DATASET EXCERPTS:
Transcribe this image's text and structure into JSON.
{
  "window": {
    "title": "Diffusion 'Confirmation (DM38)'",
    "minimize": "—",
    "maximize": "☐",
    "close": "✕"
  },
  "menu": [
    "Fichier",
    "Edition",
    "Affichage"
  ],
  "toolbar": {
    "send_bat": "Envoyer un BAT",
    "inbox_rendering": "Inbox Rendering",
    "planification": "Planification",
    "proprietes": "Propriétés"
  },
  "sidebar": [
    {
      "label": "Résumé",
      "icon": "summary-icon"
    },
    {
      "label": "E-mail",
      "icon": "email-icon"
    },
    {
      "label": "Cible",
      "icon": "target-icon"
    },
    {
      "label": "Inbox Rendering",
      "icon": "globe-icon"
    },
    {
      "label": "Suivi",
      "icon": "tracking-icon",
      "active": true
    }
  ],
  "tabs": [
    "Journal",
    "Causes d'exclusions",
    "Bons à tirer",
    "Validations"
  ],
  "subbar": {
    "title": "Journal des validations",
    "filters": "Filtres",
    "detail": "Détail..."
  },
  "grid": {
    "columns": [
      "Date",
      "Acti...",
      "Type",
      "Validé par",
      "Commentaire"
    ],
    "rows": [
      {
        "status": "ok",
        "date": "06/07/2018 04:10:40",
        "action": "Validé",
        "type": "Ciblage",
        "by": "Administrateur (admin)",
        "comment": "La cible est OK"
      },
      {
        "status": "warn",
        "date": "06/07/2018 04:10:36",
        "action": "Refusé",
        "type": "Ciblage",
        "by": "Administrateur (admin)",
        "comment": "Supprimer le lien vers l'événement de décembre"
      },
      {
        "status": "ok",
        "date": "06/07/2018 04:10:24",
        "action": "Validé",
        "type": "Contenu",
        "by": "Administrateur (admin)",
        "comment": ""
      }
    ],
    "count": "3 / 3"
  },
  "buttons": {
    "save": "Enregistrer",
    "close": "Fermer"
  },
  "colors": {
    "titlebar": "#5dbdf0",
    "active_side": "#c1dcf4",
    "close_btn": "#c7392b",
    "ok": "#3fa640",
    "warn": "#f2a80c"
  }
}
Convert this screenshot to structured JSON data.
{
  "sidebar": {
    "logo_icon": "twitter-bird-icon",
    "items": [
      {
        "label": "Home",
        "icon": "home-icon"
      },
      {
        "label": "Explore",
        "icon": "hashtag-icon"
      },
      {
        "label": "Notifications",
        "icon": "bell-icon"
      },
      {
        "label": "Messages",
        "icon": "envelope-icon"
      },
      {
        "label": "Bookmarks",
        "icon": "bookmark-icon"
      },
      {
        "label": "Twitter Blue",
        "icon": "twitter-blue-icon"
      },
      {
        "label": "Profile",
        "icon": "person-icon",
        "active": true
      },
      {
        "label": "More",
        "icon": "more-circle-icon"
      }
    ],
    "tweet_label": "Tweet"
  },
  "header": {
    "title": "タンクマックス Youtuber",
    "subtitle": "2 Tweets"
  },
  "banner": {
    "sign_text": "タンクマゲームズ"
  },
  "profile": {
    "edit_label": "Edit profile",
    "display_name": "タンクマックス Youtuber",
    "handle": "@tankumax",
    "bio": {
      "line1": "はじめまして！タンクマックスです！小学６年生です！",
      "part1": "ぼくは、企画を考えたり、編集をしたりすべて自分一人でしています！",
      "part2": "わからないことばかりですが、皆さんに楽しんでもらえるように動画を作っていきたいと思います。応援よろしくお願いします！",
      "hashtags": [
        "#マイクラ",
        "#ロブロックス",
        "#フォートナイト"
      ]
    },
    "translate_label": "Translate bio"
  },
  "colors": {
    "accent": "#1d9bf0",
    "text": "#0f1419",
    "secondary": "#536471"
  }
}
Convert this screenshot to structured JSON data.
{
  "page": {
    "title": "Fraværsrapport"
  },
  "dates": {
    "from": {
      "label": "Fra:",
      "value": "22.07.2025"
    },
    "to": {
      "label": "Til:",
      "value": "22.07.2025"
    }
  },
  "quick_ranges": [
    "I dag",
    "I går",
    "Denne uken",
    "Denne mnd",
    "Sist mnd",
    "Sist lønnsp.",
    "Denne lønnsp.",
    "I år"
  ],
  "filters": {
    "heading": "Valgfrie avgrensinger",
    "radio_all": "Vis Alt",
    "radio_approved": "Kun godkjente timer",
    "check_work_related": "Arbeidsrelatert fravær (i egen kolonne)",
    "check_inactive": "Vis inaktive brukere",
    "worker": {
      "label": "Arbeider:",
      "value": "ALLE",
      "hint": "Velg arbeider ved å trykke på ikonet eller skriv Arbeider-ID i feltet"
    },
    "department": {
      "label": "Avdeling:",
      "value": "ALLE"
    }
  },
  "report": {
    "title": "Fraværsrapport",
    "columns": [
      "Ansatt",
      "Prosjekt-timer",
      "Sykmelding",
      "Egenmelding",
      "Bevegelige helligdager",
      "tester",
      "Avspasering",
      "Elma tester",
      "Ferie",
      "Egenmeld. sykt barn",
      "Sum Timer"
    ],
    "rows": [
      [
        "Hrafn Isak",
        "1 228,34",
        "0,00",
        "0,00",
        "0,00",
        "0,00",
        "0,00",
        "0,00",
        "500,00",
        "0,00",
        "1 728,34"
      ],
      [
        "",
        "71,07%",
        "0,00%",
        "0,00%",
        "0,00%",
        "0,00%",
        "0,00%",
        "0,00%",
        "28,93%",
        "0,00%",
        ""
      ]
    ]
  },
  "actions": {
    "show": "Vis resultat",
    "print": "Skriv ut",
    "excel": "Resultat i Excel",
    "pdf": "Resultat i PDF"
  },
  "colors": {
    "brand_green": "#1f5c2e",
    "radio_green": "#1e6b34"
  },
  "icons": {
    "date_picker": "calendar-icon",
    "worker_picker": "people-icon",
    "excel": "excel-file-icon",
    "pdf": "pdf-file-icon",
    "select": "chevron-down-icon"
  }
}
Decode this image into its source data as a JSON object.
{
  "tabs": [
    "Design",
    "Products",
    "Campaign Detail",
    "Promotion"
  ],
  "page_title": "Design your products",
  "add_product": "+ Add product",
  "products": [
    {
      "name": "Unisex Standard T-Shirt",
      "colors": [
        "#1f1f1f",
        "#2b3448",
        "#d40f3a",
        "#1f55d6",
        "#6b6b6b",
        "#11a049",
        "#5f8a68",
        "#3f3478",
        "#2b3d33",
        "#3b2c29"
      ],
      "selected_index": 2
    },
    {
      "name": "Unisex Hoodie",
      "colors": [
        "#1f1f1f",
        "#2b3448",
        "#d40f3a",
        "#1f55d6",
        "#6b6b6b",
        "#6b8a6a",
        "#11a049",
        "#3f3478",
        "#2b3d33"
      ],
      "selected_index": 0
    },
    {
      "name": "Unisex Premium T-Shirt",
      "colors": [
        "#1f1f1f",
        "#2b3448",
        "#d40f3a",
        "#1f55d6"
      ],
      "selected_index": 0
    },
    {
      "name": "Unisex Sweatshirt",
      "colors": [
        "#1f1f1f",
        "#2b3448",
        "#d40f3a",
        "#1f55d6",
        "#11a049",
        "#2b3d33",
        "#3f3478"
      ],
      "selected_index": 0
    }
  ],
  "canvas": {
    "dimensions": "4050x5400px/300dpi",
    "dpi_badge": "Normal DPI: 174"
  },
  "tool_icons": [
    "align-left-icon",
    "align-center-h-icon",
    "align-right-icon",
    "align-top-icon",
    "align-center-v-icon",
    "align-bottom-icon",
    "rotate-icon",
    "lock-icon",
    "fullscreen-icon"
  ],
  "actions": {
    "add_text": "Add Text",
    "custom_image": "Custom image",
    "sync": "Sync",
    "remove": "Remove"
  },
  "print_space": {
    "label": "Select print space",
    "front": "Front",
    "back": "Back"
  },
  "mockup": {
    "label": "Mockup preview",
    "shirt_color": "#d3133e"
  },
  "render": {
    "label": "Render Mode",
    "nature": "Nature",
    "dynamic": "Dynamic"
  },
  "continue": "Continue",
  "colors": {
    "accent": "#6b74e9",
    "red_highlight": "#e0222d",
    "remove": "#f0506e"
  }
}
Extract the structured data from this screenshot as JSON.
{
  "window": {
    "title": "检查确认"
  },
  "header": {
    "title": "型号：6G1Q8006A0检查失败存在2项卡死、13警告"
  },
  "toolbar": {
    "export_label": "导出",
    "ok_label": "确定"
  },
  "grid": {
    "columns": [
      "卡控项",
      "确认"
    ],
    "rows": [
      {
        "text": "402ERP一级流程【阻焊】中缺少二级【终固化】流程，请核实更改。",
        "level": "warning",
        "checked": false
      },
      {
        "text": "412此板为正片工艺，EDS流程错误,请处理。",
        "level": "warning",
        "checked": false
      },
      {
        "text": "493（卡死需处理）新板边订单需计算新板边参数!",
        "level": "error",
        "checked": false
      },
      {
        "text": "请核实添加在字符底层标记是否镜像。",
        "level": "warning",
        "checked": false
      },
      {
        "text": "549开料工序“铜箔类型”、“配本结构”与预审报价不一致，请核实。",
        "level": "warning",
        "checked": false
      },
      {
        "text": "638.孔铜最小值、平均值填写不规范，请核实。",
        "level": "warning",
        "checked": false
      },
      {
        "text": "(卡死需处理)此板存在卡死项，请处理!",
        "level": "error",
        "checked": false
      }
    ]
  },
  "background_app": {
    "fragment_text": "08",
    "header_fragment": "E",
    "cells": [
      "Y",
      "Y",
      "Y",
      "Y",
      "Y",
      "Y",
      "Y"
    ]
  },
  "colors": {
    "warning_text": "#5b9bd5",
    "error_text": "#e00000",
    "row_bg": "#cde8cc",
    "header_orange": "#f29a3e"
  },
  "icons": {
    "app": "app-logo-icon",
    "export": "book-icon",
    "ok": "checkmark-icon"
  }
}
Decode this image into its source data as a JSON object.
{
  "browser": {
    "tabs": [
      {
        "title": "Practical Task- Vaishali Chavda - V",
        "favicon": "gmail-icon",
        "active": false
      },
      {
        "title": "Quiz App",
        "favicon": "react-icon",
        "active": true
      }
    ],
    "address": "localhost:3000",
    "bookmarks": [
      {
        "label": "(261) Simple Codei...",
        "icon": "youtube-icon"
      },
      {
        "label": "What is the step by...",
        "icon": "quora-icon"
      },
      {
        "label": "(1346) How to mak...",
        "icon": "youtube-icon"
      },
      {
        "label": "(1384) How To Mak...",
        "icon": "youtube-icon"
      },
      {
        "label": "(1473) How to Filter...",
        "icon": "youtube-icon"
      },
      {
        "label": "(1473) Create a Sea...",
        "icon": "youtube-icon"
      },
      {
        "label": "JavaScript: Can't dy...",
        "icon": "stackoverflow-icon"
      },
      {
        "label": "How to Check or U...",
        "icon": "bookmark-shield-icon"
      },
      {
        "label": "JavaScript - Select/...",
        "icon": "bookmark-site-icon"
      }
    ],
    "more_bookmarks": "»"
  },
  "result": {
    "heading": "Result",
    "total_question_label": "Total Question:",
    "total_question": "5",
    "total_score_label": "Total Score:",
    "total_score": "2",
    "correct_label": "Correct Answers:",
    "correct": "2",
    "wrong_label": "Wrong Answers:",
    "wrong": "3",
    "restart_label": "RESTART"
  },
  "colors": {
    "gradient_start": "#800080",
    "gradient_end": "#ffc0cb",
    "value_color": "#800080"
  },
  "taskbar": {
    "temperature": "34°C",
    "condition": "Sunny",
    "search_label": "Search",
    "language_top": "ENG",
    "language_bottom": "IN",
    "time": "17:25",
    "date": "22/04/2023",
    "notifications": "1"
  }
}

AIM OF THE EXERCISE: Copy out each line of the entries that holds "Journal".

THE OUTPUT:
    "Journal",
    "title": "Journal des validations",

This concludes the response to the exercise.